# DO THIS
Write the listing out again, all of it, word for word.

# Data entries
• • • •
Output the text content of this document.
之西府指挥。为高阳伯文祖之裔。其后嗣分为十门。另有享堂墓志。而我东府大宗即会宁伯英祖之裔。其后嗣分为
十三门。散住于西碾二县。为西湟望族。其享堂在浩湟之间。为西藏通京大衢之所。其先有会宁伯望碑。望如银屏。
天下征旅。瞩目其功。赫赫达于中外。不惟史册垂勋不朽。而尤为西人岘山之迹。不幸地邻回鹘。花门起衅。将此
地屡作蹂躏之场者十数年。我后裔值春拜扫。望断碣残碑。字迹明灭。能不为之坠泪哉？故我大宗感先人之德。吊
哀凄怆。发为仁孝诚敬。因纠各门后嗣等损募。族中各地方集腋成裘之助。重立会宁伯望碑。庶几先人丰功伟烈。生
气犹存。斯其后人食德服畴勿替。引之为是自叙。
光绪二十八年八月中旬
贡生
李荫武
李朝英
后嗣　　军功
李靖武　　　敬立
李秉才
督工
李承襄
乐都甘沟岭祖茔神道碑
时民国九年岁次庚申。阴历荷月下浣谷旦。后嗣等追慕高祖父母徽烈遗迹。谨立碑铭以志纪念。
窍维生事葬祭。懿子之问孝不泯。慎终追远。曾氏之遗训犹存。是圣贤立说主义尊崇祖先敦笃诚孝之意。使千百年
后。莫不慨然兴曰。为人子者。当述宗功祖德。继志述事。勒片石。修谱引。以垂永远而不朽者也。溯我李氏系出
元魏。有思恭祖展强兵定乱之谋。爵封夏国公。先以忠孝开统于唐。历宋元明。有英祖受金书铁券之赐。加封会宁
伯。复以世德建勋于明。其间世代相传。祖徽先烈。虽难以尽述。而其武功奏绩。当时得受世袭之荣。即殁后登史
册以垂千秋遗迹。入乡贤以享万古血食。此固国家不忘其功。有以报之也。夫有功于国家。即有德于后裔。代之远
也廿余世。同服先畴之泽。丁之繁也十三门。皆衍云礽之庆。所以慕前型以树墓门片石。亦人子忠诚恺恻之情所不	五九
• • • •
# THE REPLY
Output the text content of this document.
之西府指挥。为高阳伯文祖之裔。其后嗣分为十门。另有享堂墓志。而我东府大宗即会宁伯英祖之裔。其后嗣分为
十三门。散住于西碾二县。为西湟望族。其享堂在浩湟之间。为西藏通京大衢之所。其先有会宁伯望碑。望如银屏。
天下征旅。瞩目其功。赫赫达于中外。不惟史册垂勋不朽。而尤为西人岘山之迹。不幸地邻回鹘。花门起衅。将此
地屡作蹂躏之场者十数年。我后裔值春拜扫。望断碣残碑。字迹明灭。能不为之坠泪哉？故我大宗感先人之德。吊
哀凄怆。发为仁孝诚敬。因纠各门后嗣等损募。族中各地方集腋成裘之助。重立会宁伯望碑。庶几先人丰功伟烈。生
气犹存。斯其后人食德服畴勿替。引之为是自叙。
光绪二十八年八月中旬
贡生
李荫武
李朝英
后嗣　　军功
李靖武　　　敬立
李秉才
督工
李承襄
乐都甘沟岭祖茔神道碑
时民国九年岁次庚申。阴历荷月下浣谷旦。后嗣等追慕高祖父母徽烈遗迹。谨立碑铭以志纪念。
窍维生事葬祭。懿子之问孝不泯。慎终追远。曾氏之遗训犹存。是圣贤立说主义尊崇祖先敦笃诚孝之意。使千百年
后。莫不慨然兴曰。为人子者。当述宗功祖德。继志述事。勒片石。修谱引。以垂永远而不朽者也。溯我李氏系出
元魏。有思恭祖展强兵定乱之谋。爵封夏国公。先以忠孝开统于唐。历宋元明。有英祖受金书铁券之赐。加封会宁
伯。复以世德建勋于明。其间世代相传。祖徽先烈。虽难以尽述。而其武功奏绩。当时得受世袭之荣。即殁后登史
册以垂千秋遗迹。入乡贤以享万古血食。此固国家不忘其功。有以报之也。夫有功于国家。即有德于后裔。代之远
也廿余世。同服先畴之泽。丁之繁也十三门。皆衍云礽之庆。所以慕前型以树墓门片石。亦人子忠诚恺恻之情所不	五九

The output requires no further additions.